■ Short task: Write out the data again exactly, skipping every picture.

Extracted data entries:
▬▬▬▬▬▬

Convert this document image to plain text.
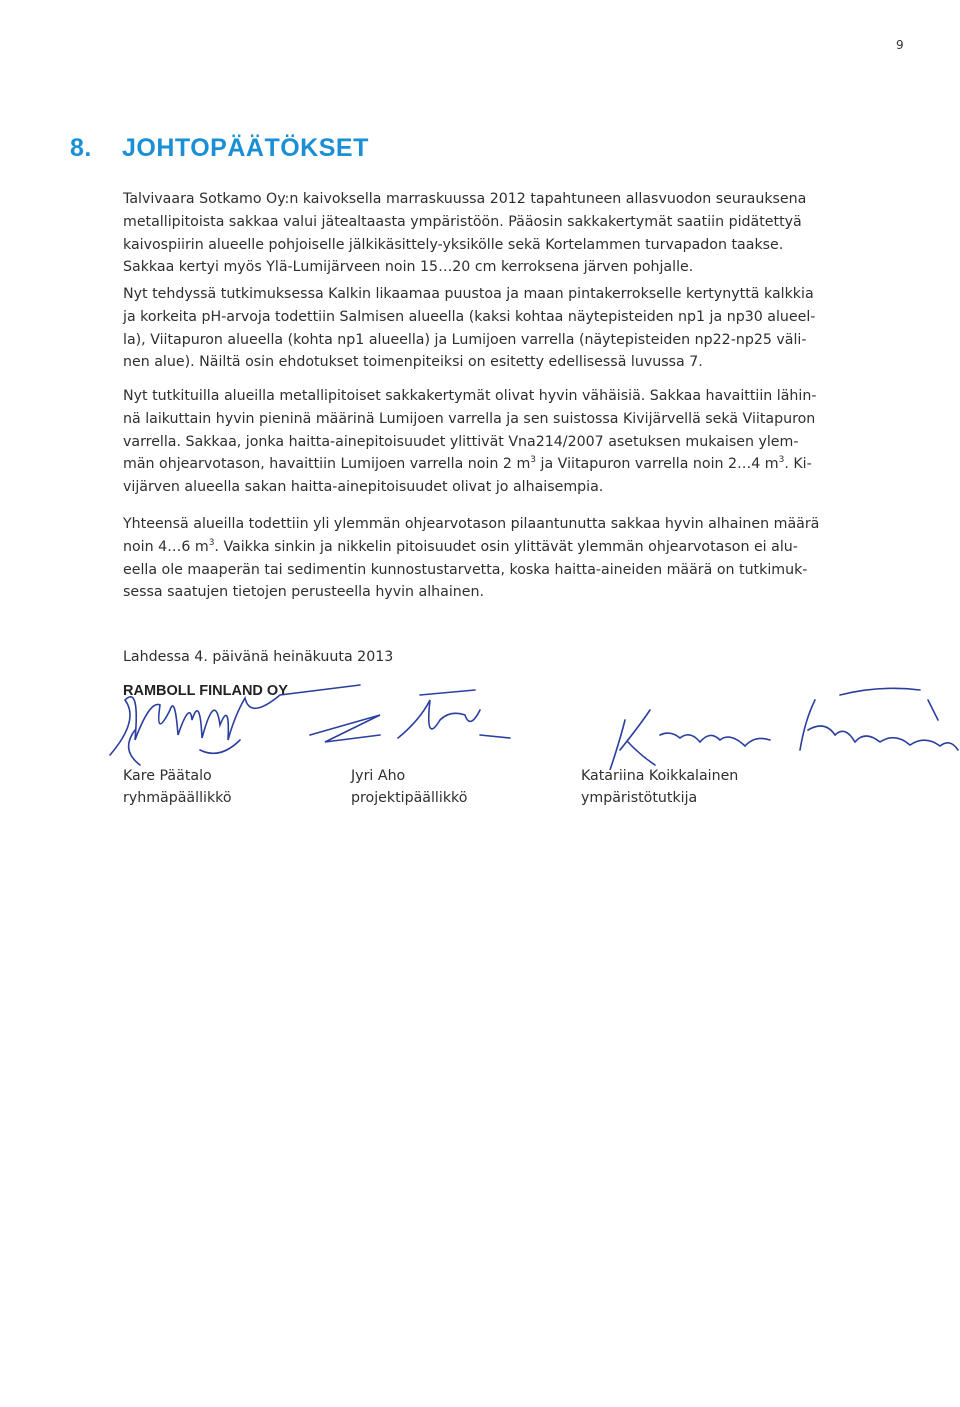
9
8. JOHTOPÄÄTÖKSET
Talvivaara Sotkamo Oy:n kaivoksella marraskuussa 2012 tapahtuneen allasvuodon seurauksena
metallipitoista sakkaa valui jätealtaasta ympäristöön. Pääosin sakkakertymät saatiin pidätettyä
kaivospiirin alueelle pohjoiselle jälkikäsittely-yksikölle sekä Kortelammen turvapadon taakse.
Sakkaa kertyi myös Ylä-Lumijärveen noin 15…20 cm kerroksena järven pohjalle.
Nyt tehdyssä tutkimuksessa Kalkin likaamaa puustoa ja maan pintakerrokselle kertynyttä kalkkia
ja korkeita pH-arvoja todettiin Salmisen alueella (kaksi kohtaa näytepisteiden np1 ja np30 alueel-
la), Viitapuron alueella (kohta np1 alueella) ja Lumijoen varrella (näytepisteiden np22-np25 väli-
nen alue). Näiltä osin ehdotukset toimenpiteiksi on esitetty edellisessä luvussa 7.
Nyt tutkituilla alueilla metallipitoiset sakkakertymät olivat hyvin vähäisiä. Sakkaa havaittiin lähin-
nä laikuttain hyvin pieninä määrinä Lumijoen varrella ja sen suistossa Kivijärvellä sekä Viitapuron
varrella. Sakkaa, jonka haitta-ainepitoisuudet ylittivät Vna214/2007 asetuksen mukaisen ylem-
män ohjearvotason, havaittiin Lumijoen varrella noin 2 $m^3$ ja Viitapuron varrella noin 2…4 $m^3$. Ki-
vijärven alueella sakan haitta-ainepitoisuudet olivat jo alhaisempia.
Yhteensä alueilla todettiin yli ylemmän ohjearvotason pilaantunutta sakkaa hyvin alhainen määrä
noin 4…6 $m^3$. Vaikka sinkin ja nikkelin pitoisuudet osin ylittävät ylemmän ohjearvotason ei alu-
eella ole maaperän tai sedimentin kunnostustarvetta, koska haitta-aineiden määrä on tutkimuk-
sessa saatujen tietojen perusteella hyvin alhainen.
Lahdessa 4. päivänä heinäkuuta 2013
RAMBOLL FINLAND OY
Kare Päätalo
ryhmäpäällikkö
Jyri Aho
projektipäällikkö
Katariina Koikkalainen
ympäristötutkija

▬▬▬▬▬▬

■ Task solution:
Convert this document image to plain text.
9
8. JOHTOPÄÄTÖKSET
Talvivaara Sotkamo Oy:n kaivoksella marraskuussa 2012 tapahtuneen allasvuodon seurauksena
metallipitoista sakkaa valui jätealtaasta ympäristöön. Pääosin sakkakertymät saatiin pidätettyä
kaivospiirin alueelle pohjoiselle jälkikäsittely-yksikölle sekä Kortelammen turvapadon taakse.
Sakkaa kertyi myös Ylä-Lumijärveen noin 15…20 cm kerroksena järven pohjalle.
Nyt tehdyssä tutkimuksessa Kalkin likaamaa puustoa ja maan pintakerrokselle kertynyttä kalkkia
ja korkeita pH-arvoja todettiin Salmisen alueella (kaksi kohtaa näytepisteiden np1 ja np30 alueel-
la), Viitapuron alueella (kohta np1 alueella) ja Lumijoen varrella (näytepisteiden np22-np25 väli-
nen alue). Näiltä osin ehdotukset toimenpiteiksi on esitetty edellisessä luvussa 7.
Nyt tutkituilla alueilla metallipitoiset sakkakertymät olivat hyvin vähäisiä. Sakkaa havaittiin lähin-
nä laikuttain hyvin pieninä määrinä Lumijoen varrella ja sen suistossa Kivijärvellä sekä Viitapuron
varrella. Sakkaa, jonka haitta-ainepitoisuudet ylittivät Vna214/2007 asetuksen mukaisen ylem-
män ohjearvotason, havaittiin Lumijoen varrella noin 2 $m^3$ ja Viitapuron varrella noin 2…4 $m^3$. Ki-
vijärven alueella sakan haitta-ainepitoisuudet olivat jo alhaisempia.
Yhteensä alueilla todettiin yli ylemmän ohjearvotason pilaantunutta sakkaa hyvin alhainen määrä
noin 4…6 $m^3$. Vaikka sinkin ja nikkelin pitoisuudet osin ylittävät ylemmän ohjearvotason ei alu-
eella ole maaperän tai sedimentin kunnostustarvetta, koska haitta-aineiden määrä on tutkimuk-
sessa saatujen tietojen perusteella hyvin alhainen.
Lahdessa 4. päivänä heinäkuuta 2013
RAMBOLL FINLAND OY
Kare Päätalo
ryhmäpäällikkö
Jyri Aho
projektipäällikkö
Katariina Koikkalainen
ympäristötutkija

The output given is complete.